● **What the exercise asks**
Pull out all lines from the listing below in which the word "component" appears.

● **Task input**
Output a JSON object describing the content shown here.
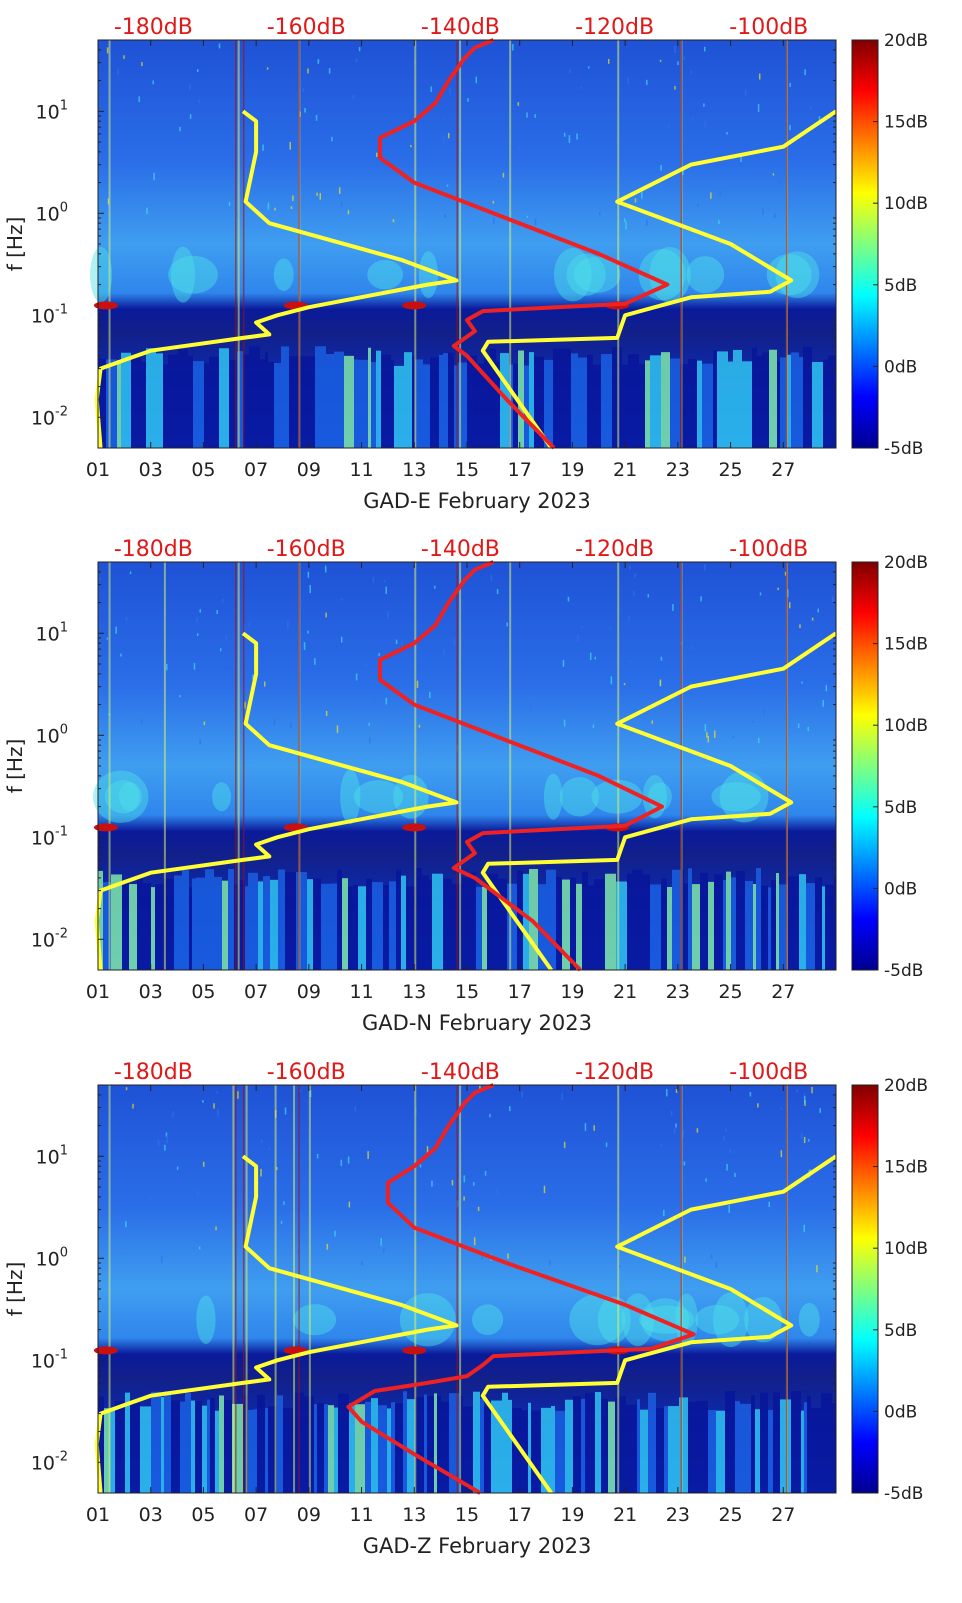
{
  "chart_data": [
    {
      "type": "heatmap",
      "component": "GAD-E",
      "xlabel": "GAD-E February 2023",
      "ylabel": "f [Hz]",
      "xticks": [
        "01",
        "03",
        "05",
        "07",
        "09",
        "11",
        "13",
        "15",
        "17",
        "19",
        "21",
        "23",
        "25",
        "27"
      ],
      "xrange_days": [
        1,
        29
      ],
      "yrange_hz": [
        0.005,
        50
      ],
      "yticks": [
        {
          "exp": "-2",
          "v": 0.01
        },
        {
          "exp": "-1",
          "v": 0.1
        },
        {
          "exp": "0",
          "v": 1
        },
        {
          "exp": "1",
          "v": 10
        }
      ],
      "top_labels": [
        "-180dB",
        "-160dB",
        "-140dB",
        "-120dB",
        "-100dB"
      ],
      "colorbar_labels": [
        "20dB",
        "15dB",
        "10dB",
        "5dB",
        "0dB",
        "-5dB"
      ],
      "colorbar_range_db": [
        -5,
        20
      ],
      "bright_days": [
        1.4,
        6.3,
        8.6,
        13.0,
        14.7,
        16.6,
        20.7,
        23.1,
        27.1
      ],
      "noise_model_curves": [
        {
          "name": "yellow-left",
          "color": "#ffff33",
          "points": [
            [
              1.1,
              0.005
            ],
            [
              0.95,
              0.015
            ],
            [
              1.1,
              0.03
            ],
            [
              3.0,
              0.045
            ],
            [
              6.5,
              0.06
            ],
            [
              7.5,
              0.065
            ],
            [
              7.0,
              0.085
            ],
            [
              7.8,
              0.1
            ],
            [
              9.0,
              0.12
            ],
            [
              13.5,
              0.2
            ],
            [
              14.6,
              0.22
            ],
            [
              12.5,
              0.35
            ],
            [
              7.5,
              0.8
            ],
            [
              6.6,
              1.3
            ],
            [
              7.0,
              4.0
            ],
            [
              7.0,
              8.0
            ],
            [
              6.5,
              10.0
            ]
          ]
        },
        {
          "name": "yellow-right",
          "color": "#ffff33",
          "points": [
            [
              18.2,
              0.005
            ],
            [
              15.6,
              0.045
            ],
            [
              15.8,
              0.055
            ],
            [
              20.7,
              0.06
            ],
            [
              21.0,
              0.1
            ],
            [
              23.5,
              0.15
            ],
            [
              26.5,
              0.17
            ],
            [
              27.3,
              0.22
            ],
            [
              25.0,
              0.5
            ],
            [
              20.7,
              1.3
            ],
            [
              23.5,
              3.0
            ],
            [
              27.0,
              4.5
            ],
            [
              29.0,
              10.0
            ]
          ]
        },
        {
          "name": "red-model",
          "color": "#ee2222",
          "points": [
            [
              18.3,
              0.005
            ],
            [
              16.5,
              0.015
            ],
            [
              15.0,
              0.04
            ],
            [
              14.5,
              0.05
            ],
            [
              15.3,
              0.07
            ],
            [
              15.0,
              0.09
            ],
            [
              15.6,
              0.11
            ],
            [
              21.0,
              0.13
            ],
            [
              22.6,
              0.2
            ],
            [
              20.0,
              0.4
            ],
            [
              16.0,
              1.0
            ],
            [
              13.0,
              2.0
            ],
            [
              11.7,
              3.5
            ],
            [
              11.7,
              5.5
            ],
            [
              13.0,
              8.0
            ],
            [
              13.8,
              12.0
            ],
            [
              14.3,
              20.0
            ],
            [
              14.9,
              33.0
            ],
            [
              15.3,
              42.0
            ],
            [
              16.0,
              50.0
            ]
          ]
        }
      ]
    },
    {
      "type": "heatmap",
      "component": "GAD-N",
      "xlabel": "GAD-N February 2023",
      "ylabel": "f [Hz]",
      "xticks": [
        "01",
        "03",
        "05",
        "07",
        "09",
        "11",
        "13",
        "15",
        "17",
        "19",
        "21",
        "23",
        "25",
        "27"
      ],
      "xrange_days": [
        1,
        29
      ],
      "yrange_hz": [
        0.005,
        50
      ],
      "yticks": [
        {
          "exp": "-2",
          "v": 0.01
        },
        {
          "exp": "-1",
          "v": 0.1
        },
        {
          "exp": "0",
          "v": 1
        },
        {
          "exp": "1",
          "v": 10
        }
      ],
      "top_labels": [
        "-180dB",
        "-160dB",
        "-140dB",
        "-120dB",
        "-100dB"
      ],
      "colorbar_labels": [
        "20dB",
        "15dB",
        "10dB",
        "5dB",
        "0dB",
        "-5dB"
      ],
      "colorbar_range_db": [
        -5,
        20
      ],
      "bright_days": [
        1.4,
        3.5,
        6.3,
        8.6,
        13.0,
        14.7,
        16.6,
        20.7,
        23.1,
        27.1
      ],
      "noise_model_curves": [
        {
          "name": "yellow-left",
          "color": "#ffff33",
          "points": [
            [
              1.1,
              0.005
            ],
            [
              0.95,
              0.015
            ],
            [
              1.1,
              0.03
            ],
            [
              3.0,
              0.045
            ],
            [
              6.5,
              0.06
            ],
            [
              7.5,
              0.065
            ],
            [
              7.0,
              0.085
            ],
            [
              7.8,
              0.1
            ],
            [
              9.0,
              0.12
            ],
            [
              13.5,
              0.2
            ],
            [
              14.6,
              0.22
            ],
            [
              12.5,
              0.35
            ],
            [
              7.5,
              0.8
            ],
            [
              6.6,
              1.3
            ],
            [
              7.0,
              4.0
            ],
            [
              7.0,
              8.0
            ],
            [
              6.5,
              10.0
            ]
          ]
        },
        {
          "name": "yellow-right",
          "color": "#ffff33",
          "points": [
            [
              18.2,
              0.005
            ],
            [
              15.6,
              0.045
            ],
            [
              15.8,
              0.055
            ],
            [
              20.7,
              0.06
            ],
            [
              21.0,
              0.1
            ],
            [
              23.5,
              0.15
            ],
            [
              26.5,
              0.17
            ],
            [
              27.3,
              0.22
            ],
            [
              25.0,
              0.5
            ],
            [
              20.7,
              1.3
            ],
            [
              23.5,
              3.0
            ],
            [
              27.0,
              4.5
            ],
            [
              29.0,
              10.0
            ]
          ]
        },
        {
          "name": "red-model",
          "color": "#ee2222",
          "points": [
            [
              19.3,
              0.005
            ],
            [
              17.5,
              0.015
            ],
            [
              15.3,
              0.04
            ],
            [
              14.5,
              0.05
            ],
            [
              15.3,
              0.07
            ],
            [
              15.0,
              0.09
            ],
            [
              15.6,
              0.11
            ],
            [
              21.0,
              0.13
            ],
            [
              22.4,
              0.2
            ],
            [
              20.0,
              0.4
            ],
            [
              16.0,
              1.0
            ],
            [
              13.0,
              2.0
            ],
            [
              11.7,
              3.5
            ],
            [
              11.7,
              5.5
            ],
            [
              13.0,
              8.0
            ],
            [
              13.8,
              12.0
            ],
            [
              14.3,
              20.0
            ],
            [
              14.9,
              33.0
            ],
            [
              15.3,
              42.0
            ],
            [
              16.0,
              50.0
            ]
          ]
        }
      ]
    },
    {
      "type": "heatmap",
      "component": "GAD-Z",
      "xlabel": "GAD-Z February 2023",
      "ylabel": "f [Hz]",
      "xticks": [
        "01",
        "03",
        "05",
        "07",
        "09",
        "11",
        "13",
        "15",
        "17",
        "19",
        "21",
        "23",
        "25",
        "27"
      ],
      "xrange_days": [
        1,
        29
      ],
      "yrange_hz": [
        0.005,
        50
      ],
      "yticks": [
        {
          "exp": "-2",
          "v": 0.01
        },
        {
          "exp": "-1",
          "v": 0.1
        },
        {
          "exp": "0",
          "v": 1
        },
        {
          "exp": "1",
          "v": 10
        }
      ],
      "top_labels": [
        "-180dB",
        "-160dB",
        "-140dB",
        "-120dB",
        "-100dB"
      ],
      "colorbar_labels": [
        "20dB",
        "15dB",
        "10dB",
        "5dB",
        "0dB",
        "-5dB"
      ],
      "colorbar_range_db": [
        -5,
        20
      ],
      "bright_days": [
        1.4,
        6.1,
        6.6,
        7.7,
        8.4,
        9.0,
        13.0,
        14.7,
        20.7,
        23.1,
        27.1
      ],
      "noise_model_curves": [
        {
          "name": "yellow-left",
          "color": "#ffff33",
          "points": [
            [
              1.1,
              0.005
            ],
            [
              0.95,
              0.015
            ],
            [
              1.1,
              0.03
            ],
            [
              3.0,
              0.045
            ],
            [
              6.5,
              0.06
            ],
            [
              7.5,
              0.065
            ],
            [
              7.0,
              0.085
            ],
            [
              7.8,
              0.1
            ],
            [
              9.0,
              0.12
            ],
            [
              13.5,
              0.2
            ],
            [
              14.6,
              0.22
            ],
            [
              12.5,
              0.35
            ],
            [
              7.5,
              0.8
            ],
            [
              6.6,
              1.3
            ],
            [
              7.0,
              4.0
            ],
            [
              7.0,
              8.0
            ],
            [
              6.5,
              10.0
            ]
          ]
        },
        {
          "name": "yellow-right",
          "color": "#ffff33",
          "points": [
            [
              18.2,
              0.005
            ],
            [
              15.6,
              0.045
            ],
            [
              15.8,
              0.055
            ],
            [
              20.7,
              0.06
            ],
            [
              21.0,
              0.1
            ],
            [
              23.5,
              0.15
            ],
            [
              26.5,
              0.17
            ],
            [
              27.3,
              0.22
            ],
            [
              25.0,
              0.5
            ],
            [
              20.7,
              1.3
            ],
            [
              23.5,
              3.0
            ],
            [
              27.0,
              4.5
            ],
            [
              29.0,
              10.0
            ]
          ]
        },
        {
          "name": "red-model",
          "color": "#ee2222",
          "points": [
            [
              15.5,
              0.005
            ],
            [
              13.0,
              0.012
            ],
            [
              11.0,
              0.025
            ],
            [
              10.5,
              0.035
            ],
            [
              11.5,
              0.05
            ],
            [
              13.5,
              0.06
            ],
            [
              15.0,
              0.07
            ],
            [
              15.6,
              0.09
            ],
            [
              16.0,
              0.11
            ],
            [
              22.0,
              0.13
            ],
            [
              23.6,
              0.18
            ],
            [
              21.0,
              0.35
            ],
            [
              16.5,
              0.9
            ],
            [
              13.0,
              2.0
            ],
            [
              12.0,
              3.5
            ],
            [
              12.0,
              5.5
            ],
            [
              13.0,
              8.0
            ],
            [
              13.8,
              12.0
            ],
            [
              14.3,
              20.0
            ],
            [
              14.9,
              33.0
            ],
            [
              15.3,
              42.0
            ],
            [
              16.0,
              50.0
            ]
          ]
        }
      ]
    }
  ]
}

● **Worked answer**
      "component": "GAD-E",
      "component": "GAD-N",
      "component": "GAD-Z",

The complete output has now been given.